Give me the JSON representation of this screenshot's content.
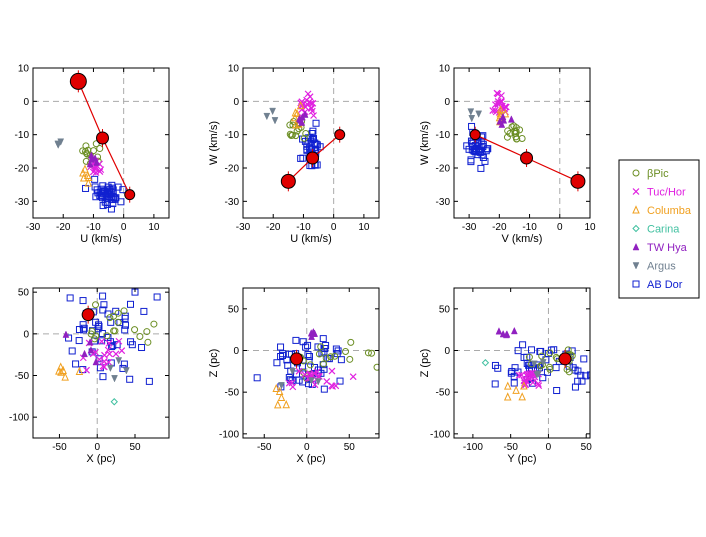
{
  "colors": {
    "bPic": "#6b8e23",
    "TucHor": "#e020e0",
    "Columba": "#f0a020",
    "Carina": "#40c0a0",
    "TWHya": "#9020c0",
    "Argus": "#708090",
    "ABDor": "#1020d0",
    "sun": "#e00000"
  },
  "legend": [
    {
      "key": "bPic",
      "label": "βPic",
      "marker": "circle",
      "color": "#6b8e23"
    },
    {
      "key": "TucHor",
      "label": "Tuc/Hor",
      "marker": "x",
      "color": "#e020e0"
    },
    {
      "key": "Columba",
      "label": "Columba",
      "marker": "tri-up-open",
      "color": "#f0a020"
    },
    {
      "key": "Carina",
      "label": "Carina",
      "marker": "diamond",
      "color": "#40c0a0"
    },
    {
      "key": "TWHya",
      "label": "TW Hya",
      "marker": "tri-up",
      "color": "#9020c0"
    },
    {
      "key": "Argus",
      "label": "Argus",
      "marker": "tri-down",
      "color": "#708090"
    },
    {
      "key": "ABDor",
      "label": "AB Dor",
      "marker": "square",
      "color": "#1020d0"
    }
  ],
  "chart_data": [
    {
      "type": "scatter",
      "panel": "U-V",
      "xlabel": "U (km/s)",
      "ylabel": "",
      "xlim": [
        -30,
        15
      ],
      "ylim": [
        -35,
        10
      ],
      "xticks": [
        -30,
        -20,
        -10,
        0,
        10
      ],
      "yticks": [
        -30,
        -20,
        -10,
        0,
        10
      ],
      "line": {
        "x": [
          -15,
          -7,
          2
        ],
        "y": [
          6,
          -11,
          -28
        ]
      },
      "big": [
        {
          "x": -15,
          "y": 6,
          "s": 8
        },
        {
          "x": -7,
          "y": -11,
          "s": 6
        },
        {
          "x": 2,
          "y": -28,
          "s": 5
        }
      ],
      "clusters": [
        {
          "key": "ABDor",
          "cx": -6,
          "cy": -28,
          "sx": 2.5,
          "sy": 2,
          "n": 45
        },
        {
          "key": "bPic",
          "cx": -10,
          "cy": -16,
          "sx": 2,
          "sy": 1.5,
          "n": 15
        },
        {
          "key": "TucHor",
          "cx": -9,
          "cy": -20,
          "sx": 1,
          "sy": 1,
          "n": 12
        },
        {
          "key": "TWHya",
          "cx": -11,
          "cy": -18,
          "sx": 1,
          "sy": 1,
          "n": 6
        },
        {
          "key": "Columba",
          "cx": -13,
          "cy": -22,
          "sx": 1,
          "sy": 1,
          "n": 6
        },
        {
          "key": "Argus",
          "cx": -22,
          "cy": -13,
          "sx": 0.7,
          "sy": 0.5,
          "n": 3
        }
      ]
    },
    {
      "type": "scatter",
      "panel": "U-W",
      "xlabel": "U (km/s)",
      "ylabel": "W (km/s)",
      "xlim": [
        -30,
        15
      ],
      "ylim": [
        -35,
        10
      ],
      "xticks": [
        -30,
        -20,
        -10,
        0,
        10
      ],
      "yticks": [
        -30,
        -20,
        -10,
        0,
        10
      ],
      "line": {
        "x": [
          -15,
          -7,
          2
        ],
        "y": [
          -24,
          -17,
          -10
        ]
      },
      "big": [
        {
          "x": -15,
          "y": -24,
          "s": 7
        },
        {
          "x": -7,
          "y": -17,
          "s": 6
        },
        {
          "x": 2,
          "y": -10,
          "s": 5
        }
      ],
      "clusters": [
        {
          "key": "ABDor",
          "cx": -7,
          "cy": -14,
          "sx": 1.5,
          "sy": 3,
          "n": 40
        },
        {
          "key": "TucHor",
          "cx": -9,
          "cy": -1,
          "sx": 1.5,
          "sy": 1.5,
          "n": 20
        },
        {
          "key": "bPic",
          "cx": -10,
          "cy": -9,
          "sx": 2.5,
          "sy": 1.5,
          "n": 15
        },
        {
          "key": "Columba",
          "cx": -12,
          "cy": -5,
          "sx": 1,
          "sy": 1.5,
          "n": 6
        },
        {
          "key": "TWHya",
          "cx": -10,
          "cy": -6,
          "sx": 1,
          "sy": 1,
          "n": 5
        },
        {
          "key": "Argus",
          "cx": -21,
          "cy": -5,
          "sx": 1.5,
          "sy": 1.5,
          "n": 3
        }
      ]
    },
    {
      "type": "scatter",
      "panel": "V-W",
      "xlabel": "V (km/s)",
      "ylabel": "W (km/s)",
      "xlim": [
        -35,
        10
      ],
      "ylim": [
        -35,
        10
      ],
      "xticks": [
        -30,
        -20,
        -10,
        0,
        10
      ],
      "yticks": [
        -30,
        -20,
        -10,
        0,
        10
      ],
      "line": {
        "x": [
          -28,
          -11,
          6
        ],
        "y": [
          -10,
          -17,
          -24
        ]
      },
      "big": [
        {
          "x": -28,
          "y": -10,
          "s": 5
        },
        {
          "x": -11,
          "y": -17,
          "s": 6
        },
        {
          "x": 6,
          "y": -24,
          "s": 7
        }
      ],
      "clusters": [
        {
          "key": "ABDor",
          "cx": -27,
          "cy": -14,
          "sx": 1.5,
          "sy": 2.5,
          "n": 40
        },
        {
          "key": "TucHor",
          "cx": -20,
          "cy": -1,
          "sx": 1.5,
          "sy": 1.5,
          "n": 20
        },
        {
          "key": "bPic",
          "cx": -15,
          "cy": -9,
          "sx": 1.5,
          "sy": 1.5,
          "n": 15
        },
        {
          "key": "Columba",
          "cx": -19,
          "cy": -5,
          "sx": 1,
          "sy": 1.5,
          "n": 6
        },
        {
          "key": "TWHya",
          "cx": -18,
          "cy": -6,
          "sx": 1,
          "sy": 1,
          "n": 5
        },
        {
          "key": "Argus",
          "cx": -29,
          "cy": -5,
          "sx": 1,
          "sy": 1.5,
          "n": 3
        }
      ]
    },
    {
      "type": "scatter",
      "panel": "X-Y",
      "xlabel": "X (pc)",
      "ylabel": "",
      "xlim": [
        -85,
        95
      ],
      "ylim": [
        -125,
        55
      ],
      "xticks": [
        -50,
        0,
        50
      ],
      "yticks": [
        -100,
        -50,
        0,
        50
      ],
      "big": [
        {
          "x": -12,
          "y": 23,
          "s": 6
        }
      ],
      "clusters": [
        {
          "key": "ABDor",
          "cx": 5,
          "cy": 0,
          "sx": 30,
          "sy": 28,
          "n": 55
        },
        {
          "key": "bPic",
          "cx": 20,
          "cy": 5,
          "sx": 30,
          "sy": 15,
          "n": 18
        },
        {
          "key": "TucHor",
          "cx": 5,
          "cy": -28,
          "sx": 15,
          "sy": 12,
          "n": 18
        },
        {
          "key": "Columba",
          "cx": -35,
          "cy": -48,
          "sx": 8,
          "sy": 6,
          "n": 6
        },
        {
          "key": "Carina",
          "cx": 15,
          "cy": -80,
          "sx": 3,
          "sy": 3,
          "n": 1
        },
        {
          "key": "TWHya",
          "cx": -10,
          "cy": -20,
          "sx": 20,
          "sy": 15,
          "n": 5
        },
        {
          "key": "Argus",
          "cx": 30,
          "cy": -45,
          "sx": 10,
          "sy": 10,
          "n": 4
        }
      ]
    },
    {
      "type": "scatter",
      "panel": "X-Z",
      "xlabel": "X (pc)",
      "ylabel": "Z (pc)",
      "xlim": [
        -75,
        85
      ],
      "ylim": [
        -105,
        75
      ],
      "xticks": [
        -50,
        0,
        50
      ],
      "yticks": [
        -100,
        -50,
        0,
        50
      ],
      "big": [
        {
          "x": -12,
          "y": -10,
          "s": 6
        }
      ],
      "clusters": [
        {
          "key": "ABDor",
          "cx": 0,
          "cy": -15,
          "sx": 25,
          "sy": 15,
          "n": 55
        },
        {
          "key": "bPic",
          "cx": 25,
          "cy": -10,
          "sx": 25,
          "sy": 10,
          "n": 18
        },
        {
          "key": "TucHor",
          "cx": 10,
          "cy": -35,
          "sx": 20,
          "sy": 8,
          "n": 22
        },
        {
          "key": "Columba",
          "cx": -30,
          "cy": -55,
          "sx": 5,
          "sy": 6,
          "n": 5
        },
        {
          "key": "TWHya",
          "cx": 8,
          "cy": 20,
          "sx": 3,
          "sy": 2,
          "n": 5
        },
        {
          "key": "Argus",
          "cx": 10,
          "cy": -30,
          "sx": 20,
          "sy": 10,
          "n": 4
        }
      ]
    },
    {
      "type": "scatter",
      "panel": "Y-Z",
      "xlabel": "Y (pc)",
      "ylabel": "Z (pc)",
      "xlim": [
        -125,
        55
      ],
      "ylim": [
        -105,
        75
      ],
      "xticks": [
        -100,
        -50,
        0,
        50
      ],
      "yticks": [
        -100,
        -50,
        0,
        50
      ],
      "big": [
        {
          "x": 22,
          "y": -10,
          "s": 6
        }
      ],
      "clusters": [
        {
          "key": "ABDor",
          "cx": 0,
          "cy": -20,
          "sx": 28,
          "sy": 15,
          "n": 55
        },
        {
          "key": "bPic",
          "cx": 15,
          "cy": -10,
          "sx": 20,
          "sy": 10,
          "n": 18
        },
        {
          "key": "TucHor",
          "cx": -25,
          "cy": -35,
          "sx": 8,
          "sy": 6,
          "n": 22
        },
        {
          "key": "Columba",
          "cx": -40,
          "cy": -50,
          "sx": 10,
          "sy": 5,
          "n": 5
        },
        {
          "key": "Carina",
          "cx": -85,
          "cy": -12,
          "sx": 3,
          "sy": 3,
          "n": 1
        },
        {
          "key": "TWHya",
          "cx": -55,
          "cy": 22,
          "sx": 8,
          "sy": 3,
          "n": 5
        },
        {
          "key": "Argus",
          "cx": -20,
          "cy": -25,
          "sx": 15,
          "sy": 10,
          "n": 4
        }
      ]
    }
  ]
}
_ _ _ _ _
Extract each line holding the word "Carina" from the records.

Complete output:
    "Carina": "#40c0a0",
      "key": "Carina",
      "label": "Carina",
          "key": "Carina",
          "key": "Carina",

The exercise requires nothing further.